Collection entries:
** START **

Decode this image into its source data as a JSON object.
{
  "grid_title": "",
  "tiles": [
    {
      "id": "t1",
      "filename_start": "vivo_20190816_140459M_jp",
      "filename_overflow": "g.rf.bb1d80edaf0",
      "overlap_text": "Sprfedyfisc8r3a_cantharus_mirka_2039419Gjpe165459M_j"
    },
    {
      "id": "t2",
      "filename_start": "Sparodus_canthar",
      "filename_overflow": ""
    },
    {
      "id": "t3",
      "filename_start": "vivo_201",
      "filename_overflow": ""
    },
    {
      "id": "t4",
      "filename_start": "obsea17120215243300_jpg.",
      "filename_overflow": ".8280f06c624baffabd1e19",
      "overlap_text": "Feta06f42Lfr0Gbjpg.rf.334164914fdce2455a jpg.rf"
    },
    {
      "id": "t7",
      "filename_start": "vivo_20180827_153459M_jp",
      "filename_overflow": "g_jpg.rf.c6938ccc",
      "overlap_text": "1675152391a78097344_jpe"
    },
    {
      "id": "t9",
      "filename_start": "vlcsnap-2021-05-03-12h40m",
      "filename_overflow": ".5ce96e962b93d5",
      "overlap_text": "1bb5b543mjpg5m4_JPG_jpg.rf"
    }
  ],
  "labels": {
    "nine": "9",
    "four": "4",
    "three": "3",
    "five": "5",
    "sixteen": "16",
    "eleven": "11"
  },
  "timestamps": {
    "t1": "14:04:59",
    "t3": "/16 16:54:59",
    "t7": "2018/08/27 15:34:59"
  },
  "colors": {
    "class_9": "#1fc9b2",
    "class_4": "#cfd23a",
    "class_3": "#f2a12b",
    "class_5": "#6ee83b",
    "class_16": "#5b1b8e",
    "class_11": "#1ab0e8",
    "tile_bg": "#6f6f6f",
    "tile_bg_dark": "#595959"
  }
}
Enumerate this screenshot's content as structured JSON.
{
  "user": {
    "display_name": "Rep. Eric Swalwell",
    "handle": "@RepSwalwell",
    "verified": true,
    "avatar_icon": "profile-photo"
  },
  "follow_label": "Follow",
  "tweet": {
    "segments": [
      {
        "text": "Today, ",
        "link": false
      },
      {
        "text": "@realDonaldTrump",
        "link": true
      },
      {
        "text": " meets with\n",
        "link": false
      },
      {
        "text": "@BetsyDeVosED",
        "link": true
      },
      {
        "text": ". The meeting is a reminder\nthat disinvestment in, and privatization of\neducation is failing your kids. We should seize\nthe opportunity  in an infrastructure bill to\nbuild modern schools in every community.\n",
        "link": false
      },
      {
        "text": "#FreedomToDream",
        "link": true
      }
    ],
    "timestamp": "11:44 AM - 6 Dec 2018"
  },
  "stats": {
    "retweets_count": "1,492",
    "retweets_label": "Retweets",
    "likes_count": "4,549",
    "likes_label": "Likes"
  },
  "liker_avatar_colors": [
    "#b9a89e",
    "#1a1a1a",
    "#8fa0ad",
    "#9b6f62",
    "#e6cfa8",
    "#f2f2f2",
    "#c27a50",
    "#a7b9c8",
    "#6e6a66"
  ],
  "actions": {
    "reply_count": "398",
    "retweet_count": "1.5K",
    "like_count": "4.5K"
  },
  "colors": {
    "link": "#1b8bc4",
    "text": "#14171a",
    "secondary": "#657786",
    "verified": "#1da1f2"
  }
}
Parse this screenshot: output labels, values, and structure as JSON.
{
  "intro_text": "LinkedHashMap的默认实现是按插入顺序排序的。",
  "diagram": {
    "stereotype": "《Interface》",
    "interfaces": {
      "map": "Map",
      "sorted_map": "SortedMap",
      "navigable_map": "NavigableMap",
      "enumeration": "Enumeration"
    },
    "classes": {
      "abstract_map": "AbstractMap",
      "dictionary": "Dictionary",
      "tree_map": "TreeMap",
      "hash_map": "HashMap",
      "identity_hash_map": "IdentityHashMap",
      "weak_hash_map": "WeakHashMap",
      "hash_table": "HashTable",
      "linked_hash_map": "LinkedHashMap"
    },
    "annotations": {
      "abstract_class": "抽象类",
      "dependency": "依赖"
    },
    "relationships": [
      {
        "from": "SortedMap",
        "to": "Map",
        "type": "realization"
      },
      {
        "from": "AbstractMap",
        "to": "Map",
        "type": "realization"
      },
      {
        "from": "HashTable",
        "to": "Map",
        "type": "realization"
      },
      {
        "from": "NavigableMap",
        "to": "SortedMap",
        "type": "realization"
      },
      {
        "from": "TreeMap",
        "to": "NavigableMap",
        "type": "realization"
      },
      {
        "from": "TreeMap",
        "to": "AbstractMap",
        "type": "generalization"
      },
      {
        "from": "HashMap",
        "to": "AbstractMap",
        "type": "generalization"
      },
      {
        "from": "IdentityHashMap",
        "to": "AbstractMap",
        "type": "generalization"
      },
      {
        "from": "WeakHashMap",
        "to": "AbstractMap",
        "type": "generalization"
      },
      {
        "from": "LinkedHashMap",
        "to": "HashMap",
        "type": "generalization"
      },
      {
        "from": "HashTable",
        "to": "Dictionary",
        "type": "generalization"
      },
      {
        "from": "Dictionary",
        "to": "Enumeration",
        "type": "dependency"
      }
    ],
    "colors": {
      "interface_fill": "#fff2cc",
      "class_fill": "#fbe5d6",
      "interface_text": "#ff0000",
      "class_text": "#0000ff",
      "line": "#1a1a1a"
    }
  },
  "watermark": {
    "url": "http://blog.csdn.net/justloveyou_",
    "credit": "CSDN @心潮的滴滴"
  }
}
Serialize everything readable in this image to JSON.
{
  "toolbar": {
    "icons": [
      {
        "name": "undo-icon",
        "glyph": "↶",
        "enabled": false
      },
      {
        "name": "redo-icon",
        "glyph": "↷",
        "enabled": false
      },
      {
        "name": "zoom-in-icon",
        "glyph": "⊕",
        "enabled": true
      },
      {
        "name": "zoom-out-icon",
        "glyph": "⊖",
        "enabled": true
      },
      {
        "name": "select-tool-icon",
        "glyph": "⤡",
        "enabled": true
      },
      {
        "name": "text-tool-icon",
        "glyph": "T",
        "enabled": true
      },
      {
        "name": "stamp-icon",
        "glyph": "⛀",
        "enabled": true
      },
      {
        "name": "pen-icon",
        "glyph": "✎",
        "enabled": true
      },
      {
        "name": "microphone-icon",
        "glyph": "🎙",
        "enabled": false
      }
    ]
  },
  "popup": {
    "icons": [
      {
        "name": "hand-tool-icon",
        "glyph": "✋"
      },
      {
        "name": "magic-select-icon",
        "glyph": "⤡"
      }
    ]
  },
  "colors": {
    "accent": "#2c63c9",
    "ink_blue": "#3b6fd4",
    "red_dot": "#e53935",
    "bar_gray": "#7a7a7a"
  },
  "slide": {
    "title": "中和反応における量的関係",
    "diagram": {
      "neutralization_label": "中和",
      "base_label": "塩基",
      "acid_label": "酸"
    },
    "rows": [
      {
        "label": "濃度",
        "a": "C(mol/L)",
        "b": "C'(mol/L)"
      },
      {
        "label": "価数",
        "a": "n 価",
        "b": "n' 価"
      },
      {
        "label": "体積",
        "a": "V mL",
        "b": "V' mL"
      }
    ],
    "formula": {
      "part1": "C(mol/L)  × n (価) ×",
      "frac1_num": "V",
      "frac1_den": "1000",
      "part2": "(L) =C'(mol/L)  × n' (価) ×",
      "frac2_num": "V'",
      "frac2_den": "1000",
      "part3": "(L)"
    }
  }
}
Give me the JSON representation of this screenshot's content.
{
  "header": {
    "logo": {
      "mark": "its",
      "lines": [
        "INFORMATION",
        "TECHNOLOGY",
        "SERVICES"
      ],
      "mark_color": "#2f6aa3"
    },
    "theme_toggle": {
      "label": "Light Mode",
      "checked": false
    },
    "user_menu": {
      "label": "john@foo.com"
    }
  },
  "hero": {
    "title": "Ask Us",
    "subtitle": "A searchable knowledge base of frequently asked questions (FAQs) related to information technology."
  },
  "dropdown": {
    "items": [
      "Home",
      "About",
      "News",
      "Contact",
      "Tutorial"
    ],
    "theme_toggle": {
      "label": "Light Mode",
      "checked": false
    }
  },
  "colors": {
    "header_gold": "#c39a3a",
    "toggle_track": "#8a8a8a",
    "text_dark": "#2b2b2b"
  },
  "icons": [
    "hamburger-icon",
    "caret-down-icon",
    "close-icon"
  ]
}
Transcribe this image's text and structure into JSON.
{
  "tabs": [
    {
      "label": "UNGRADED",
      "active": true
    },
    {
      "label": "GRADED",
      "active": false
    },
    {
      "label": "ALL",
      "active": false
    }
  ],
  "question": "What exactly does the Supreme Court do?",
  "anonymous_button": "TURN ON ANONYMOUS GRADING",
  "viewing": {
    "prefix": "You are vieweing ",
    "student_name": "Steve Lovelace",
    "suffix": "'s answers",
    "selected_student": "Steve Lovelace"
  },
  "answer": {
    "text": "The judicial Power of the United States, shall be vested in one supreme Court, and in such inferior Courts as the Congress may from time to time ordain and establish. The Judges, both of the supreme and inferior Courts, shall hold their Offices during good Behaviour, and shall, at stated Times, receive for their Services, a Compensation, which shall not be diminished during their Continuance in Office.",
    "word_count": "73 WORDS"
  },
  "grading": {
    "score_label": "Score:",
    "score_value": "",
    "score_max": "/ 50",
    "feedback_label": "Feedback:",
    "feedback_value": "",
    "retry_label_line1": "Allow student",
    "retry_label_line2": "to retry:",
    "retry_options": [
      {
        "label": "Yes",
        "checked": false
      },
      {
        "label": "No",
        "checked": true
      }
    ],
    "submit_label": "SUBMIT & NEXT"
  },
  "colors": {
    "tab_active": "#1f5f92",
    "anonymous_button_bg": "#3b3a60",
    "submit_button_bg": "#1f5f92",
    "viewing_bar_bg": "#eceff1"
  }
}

** END **

TO BE DONE | All lines of the data above that include the word "image" must be shown.

TASK ANSWER |
Decode this image into its source data as a JSON object.
Serialize everything readable in this image to JSON.
Transcribe this image's text and structure into JSON.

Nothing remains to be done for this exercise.